**EXERCISE REQUIREMENTS**:
Could you copy out these records again, switching every "candle-body" to "candlestick-body" and leaving everything else unchanged?

**ROWS**:
○ ○ ○ ○

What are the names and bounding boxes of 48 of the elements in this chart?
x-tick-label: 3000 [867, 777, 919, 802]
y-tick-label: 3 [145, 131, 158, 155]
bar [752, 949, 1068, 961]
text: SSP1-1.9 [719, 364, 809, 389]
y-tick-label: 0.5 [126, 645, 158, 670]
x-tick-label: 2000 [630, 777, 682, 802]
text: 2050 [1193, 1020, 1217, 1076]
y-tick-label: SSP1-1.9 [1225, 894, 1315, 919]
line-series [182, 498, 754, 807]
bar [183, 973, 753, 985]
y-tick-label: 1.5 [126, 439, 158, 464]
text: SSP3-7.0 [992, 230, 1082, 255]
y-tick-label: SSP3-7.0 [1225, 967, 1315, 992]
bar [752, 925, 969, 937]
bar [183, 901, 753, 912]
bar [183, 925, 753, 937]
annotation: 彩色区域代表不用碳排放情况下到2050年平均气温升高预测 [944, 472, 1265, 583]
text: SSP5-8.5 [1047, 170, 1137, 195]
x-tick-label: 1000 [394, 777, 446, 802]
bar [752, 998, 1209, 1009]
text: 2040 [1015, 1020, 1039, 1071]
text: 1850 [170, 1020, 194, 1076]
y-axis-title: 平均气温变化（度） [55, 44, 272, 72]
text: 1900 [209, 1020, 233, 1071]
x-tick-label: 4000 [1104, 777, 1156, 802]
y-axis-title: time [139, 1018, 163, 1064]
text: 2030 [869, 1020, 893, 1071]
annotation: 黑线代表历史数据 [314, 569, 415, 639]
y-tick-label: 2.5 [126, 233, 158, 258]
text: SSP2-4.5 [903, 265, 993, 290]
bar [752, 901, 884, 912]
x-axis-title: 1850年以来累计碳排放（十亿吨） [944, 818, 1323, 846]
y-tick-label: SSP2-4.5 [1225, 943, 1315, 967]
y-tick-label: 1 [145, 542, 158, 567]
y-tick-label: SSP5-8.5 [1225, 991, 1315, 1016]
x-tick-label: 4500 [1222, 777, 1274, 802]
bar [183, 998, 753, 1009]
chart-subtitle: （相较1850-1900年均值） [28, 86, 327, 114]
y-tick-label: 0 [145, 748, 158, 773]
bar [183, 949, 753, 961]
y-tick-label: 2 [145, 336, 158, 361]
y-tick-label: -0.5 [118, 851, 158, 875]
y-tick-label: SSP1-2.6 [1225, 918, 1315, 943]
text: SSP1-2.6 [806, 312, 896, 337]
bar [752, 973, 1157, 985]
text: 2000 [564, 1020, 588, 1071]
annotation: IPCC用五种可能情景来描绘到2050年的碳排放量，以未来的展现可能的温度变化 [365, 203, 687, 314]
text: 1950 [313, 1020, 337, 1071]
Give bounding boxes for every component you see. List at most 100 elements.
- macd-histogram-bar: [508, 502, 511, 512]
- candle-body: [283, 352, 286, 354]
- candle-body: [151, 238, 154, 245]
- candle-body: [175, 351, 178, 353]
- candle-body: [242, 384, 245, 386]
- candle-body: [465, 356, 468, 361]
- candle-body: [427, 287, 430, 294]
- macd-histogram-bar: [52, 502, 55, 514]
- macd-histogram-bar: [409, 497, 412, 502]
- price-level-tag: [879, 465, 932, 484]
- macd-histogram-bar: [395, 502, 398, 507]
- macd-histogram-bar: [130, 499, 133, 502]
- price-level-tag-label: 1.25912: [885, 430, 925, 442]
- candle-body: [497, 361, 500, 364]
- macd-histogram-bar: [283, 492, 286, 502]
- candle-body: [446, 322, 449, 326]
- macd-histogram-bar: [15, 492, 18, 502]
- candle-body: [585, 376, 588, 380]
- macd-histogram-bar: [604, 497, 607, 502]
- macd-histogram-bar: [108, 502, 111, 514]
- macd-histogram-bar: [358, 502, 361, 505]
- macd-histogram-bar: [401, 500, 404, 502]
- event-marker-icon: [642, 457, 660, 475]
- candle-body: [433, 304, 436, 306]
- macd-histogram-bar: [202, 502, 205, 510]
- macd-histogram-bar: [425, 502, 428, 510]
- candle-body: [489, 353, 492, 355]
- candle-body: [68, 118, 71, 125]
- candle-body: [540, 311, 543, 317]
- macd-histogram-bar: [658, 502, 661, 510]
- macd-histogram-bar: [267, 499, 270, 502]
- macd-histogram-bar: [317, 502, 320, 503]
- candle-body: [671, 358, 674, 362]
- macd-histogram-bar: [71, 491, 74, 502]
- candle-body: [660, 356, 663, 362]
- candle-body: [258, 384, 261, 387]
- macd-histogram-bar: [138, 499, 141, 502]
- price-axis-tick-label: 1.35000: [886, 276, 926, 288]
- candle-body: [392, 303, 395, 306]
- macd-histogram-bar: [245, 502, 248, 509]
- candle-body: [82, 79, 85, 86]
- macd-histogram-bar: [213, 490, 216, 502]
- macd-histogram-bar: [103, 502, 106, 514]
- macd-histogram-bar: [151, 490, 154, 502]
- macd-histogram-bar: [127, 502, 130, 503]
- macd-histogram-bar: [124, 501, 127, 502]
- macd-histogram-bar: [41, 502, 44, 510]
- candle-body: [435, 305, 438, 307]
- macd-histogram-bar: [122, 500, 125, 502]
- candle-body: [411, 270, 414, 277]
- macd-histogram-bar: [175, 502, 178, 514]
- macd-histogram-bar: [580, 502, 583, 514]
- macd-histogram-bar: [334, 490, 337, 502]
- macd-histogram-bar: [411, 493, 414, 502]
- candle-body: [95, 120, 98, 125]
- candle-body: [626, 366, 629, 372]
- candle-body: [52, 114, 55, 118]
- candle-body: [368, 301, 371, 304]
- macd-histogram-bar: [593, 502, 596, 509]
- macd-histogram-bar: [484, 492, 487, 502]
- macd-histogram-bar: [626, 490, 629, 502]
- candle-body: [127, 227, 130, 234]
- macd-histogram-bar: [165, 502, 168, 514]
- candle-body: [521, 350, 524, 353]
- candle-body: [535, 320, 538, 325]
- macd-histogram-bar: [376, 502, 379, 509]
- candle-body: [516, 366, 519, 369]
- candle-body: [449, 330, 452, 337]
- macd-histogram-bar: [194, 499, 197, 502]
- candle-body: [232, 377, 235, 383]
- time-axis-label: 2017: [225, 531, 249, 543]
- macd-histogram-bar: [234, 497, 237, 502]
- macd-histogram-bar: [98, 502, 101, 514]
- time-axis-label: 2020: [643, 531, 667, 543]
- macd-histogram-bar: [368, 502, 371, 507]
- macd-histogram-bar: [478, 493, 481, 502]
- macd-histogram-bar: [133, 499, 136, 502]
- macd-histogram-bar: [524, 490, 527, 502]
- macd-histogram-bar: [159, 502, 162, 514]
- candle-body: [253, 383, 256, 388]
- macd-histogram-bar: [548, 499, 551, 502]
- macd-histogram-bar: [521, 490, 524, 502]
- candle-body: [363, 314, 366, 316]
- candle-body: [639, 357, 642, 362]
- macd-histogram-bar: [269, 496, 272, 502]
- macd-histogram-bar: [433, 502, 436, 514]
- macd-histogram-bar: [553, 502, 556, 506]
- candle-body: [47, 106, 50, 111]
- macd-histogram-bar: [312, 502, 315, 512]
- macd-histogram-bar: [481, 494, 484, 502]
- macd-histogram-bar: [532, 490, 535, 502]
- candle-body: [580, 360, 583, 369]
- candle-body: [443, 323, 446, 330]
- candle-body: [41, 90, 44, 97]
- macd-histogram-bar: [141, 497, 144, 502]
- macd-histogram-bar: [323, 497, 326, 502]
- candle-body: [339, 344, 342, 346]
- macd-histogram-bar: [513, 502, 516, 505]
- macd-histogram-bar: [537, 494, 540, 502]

○ ○ ○ ○

**RESPONSE**:
What are the names and bounding boxes of 48 of the elements in this chart?
x-tick-label: 3000 [867, 777, 919, 802]
y-tick-label: 3 [145, 131, 158, 155]
bar [752, 949, 1068, 961]
text: SSP1-1.9 [719, 364, 809, 389]
y-tick-label: 0.5 [126, 645, 158, 670]
x-tick-label: 2000 [630, 777, 682, 802]
text: 2050 [1193, 1020, 1217, 1076]
y-tick-label: SSP1-1.9 [1225, 894, 1315, 919]
line-series [182, 498, 754, 807]
bar [183, 973, 753, 985]
y-tick-label: 1.5 [126, 439, 158, 464]
text: SSP3-7.0 [992, 230, 1082, 255]
y-tick-label: SSP3-7.0 [1225, 967, 1315, 992]
bar [752, 925, 969, 937]
bar [183, 901, 753, 912]
bar [183, 925, 753, 937]
annotation: 彩色区域代表不用碳排放情况下到2050年平均气温升高预测 [944, 472, 1265, 583]
text: SSP5-8.5 [1047, 170, 1137, 195]
x-tick-label: 1000 [394, 777, 446, 802]
bar [752, 998, 1209, 1009]
text: 2040 [1015, 1020, 1039, 1071]
text: 1850 [170, 1020, 194, 1076]
y-axis-title: 平均气温变化（度） [55, 44, 272, 72]
text: 1900 [209, 1020, 233, 1071]
x-tick-label: 4000 [1104, 777, 1156, 802]
y-axis-title: time [139, 1018, 163, 1064]
text: 2030 [869, 1020, 893, 1071]
annotation: 黑线代表历史数据 [314, 569, 415, 639]
y-tick-label: 2.5 [126, 233, 158, 258]
text: SSP2-4.5 [903, 265, 993, 290]
bar [752, 901, 884, 912]
x-axis-title: 1850年以来累计碳排放（十亿吨） [944, 818, 1323, 846]
y-tick-label: SSP2-4.5 [1225, 943, 1315, 967]
y-tick-label: 1 [145, 542, 158, 567]
y-tick-label: SSP5-8.5 [1225, 991, 1315, 1016]
x-tick-label: 4500 [1222, 777, 1274, 802]
bar [183, 998, 753, 1009]
chart-subtitle: （相较1850-1900年均值） [28, 86, 327, 114]
y-tick-label: 0 [145, 748, 158, 773]
bar [183, 949, 753, 961]
y-tick-label: 2 [145, 336, 158, 361]
y-tick-label: -0.5 [118, 851, 158, 875]
y-tick-label: SSP1-2.6 [1225, 918, 1315, 943]
text: SSP1-2.6 [806, 312, 896, 337]
bar [752, 973, 1157, 985]
text: 2000 [564, 1020, 588, 1071]
annotation: IPCC用五种可能情景来描绘到2050年的碳排放量，以未来的展现可能的温度变化 [365, 203, 687, 314]
text: 1950 [313, 1020, 337, 1071]
Give bounding boxes for every component you see. List at most 100 elements.
- macd-histogram-bar: [508, 502, 511, 512]
- candlestick-body: [283, 352, 286, 354]
- candlestick-body: [151, 238, 154, 245]
- candlestick-body: [175, 351, 178, 353]
- candlestick-body: [242, 384, 245, 386]
- candlestick-body: [465, 356, 468, 361]
- candlestick-body: [427, 287, 430, 294]
- macd-histogram-bar: [52, 502, 55, 514]
- macd-histogram-bar: [409, 497, 412, 502]
- price-level-tag: [879, 465, 932, 484]
- macd-histogram-bar: [395, 502, 398, 507]
- macd-histogram-bar: [130, 499, 133, 502]
- price-level-tag-label: 1.25912: [885, 430, 925, 442]
- candlestick-body: [497, 361, 500, 364]
- macd-histogram-bar: [283, 492, 286, 502]
- candlestick-body: [446, 322, 449, 326]
- macd-histogram-bar: [15, 492, 18, 502]
- candlestick-body: [585, 376, 588, 380]
- macd-histogram-bar: [604, 497, 607, 502]
- macd-histogram-bar: [108, 502, 111, 514]
- macd-histogram-bar: [358, 502, 361, 505]
- macd-histogram-bar: [401, 500, 404, 502]
- event-marker-icon: [642, 457, 660, 475]
- candlestick-body: [433, 304, 436, 306]
- macd-histogram-bar: [202, 502, 205, 510]
- macd-histogram-bar: [425, 502, 428, 510]
- candlestick-body: [489, 353, 492, 355]
- candlestick-body: [68, 118, 71, 125]
- candlestick-body: [540, 311, 543, 317]
- macd-histogram-bar: [658, 502, 661, 510]
- macd-histogram-bar: [267, 499, 270, 502]
- macd-histogram-bar: [317, 502, 320, 503]
- candlestick-body: [671, 358, 674, 362]
- macd-histogram-bar: [71, 491, 74, 502]
- candlestick-body: [660, 356, 663, 362]
- candlestick-body: [258, 384, 261, 387]
- macd-histogram-bar: [138, 499, 141, 502]
- price-axis-tick-label: 1.35000: [886, 276, 926, 288]
- candlestick-body: [392, 303, 395, 306]
- macd-histogram-bar: [245, 502, 248, 509]
- candlestick-body: [82, 79, 85, 86]
- macd-histogram-bar: [213, 490, 216, 502]
- macd-histogram-bar: [103, 502, 106, 514]
- macd-histogram-bar: [151, 490, 154, 502]
- macd-histogram-bar: [127, 502, 130, 503]
- macd-histogram-bar: [124, 501, 127, 502]
- macd-histogram-bar: [41, 502, 44, 510]
- candlestick-body: [435, 305, 438, 307]
- macd-histogram-bar: [122, 500, 125, 502]
- candlestick-body: [411, 270, 414, 277]
- macd-histogram-bar: [175, 502, 178, 514]
- macd-histogram-bar: [580, 502, 583, 514]
- macd-histogram-bar: [334, 490, 337, 502]
- macd-histogram-bar: [411, 493, 414, 502]
- candlestick-body: [95, 120, 98, 125]
- candlestick-body: [626, 366, 629, 372]
- candlestick-body: [52, 114, 55, 118]
- candlestick-body: [368, 301, 371, 304]
- macd-histogram-bar: [593, 502, 596, 509]
- macd-histogram-bar: [484, 492, 487, 502]
- macd-histogram-bar: [626, 490, 629, 502]
- candlestick-body: [127, 227, 130, 234]
- macd-histogram-bar: [165, 502, 168, 514]
- candlestick-body: [521, 350, 524, 353]
- candlestick-body: [535, 320, 538, 325]
- macd-histogram-bar: [376, 502, 379, 509]
- candlestick-body: [516, 366, 519, 369]
- candlestick-body: [449, 330, 452, 337]
- macd-histogram-bar: [194, 499, 197, 502]
- candlestick-body: [232, 377, 235, 383]
- time-axis-label: 2017: [225, 531, 249, 543]
- macd-histogram-bar: [234, 497, 237, 502]
- macd-histogram-bar: [98, 502, 101, 514]
- time-axis-label: 2020: [643, 531, 667, 543]
- macd-histogram-bar: [368, 502, 371, 507]
- macd-histogram-bar: [478, 493, 481, 502]
- macd-histogram-bar: [133, 499, 136, 502]
- macd-histogram-bar: [524, 490, 527, 502]
- macd-histogram-bar: [159, 502, 162, 514]
- candlestick-body: [253, 383, 256, 388]
- macd-histogram-bar: [548, 499, 551, 502]
- macd-histogram-bar: [521, 490, 524, 502]
- candlestick-body: [363, 314, 366, 316]
- candlestick-body: [639, 357, 642, 362]
- macd-histogram-bar: [269, 496, 272, 502]
- macd-histogram-bar: [433, 502, 436, 514]
- macd-histogram-bar: [553, 502, 556, 506]
- candlestick-body: [47, 106, 50, 111]
- macd-histogram-bar: [312, 502, 315, 512]
- macd-histogram-bar: [481, 494, 484, 502]
- macd-histogram-bar: [532, 490, 535, 502]
- candlestick-body: [580, 360, 583, 369]
- candlestick-body: [443, 323, 446, 330]
- candlestick-body: [41, 90, 44, 97]
- macd-histogram-bar: [141, 497, 144, 502]
- macd-histogram-bar: [323, 497, 326, 502]
- candlestick-body: [339, 344, 342, 346]
- macd-histogram-bar: [513, 502, 516, 505]
- macd-histogram-bar: [537, 494, 540, 502]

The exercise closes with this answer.